• What you are asked to do
Take the data that follows and retype it word for word.

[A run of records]

○ ○ ○ ○ ○

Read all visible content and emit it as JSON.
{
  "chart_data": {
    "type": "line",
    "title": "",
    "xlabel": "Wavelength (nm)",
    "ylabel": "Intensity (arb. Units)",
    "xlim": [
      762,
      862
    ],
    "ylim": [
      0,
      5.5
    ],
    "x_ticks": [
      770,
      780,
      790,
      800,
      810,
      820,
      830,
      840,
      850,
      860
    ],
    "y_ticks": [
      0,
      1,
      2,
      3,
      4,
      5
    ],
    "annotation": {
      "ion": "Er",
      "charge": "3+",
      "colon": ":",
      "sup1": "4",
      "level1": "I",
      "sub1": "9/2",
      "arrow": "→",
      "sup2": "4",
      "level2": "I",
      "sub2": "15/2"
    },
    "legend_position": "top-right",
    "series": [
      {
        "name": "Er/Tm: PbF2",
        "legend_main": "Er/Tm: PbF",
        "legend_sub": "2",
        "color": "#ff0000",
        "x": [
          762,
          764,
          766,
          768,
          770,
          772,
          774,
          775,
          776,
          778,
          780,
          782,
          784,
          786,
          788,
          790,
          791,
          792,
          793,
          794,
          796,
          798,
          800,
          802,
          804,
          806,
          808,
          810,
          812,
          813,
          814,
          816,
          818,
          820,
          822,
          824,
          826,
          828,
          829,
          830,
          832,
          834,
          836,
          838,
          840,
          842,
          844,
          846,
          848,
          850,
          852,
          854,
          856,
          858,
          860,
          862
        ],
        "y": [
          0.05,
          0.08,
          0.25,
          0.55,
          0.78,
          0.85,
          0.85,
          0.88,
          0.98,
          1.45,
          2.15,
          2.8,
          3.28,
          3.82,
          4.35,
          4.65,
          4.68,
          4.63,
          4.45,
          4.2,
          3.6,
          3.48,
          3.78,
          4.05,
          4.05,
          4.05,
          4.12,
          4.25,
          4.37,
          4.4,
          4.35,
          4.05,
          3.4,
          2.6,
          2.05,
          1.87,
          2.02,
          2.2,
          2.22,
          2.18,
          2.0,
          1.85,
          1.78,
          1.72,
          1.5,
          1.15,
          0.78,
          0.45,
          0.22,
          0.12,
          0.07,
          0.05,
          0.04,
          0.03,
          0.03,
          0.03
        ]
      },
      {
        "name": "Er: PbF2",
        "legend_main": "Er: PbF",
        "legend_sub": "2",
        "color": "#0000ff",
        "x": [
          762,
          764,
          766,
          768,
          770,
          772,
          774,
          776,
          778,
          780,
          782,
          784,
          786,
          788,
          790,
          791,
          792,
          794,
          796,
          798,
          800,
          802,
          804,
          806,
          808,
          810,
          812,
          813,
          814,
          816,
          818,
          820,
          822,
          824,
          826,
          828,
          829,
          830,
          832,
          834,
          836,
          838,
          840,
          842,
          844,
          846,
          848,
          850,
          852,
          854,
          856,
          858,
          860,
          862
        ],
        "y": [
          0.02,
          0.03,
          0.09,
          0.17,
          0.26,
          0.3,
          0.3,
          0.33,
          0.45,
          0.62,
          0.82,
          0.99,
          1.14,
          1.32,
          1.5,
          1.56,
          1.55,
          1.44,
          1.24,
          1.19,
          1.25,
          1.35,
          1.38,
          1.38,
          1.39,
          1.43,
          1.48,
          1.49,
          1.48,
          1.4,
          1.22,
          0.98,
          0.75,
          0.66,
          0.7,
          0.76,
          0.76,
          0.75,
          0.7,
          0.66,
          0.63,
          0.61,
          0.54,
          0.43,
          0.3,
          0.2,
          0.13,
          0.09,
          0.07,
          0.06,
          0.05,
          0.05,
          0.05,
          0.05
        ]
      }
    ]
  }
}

○ ○ ○ ○ ○

• Solution
Read all visible content and emit it as JSON.
{
  "chart_data": {
    "type": "line",
    "title": "",
    "xlabel": "Wavelength (nm)",
    "ylabel": "Intensity (arb. Units)",
    "xlim": [
      762,
      862
    ],
    "ylim": [
      0,
      5.5
    ],
    "x_ticks": [
      770,
      780,
      790,
      800,
      810,
      820,
      830,
      840,
      850,
      860
    ],
    "y_ticks": [
      0,
      1,
      2,
      3,
      4,
      5
    ],
    "annotation": {
      "ion": "Er",
      "charge": "3+",
      "colon": ":",
      "sup1": "4",
      "level1": "I",
      "sub1": "9/2",
      "arrow": "→",
      "sup2": "4",
      "level2": "I",
      "sub2": "15/2"
    },
    "legend_position": "top-right",
    "series": [
      {
        "name": "Er/Tm: PbF2",
        "legend_main": "Er/Tm: PbF",
        "legend_sub": "2",
        "color": "#ff0000",
        "x": [
          762,
          764,
          766,
          768,
          770,
          772,
          774,
          775,
          776,
          778,
          780,
          782,
          784,
          786,
          788,
          790,
          791,
          792,
          793,
          794,
          796,
          798,
          800,
          802,
          804,
          806,
          808,
          810,
          812,
          813,
          814,
          816,
          818,
          820,
          822,
          824,
          826,
          828,
          829,
          830,
          832,
          834,
          836,
          838,
          840,
          842,
          844,
          846,
          848,
          850,
          852,
          854,
          856,
          858,
          860,
          862
        ],
        "y": [
          0.05,
          0.08,
          0.25,
          0.55,
          0.78,
          0.85,
          0.85,
          0.88,
          0.98,
          1.45,
          2.15,
          2.8,
          3.28,
          3.82,
          4.35,
          4.65,
          4.68,
          4.63,
          4.45,
          4.2,
          3.6,
          3.48,
          3.78,
          4.05,
          4.05,
          4.05,
          4.12,
          4.25,
          4.37,
          4.4,
          4.35,
          4.05,
          3.4,
          2.6,
          2.05,
          1.87,
          2.02,
          2.2,
          2.22,
          2.18,
          2.0,
          1.85,
          1.78,
          1.72,
          1.5,
          1.15,
          0.78,
          0.45,
          0.22,
          0.12,
          0.07,
          0.05,
          0.04,
          0.03,
          0.03,
          0.03
        ]
      },
      {
        "name": "Er: PbF2",
        "legend_main": "Er: PbF",
        "legend_sub": "2",
        "color": "#0000ff",
        "x": [
          762,
          764,
          766,
          768,
          770,
          772,
          774,
          776,
          778,
          780,
          782,
          784,
          786,
          788,
          790,
          791,
          792,
          794,
          796,
          798,
          800,
          802,
          804,
          806,
          808,
          810,
          812,
          813,
          814,
          816,
          818,
          820,
          822,
          824,
          826,
          828,
          829,
          830,
          832,
          834,
          836,
          838,
          840,
          842,
          844,
          846,
          848,
          850,
          852,
          854,
          856,
          858,
          860,
          862
        ],
        "y": [
          0.02,
          0.03,
          0.09,
          0.17,
          0.26,
          0.3,
          0.3,
          0.33,
          0.45,
          0.62,
          0.82,
          0.99,
          1.14,
          1.32,
          1.5,
          1.56,
          1.55,
          1.44,
          1.24,
          1.19,
          1.25,
          1.35,
          1.38,
          1.38,
          1.39,
          1.43,
          1.48,
          1.49,
          1.48,
          1.4,
          1.22,
          0.98,
          0.75,
          0.66,
          0.7,
          0.76,
          0.76,
          0.75,
          0.7,
          0.66,
          0.63,
          0.61,
          0.54,
          0.43,
          0.3,
          0.2,
          0.13,
          0.09,
          0.07,
          0.06,
          0.05,
          0.05,
          0.05,
          0.05
        ]
      }
    ]
  }
}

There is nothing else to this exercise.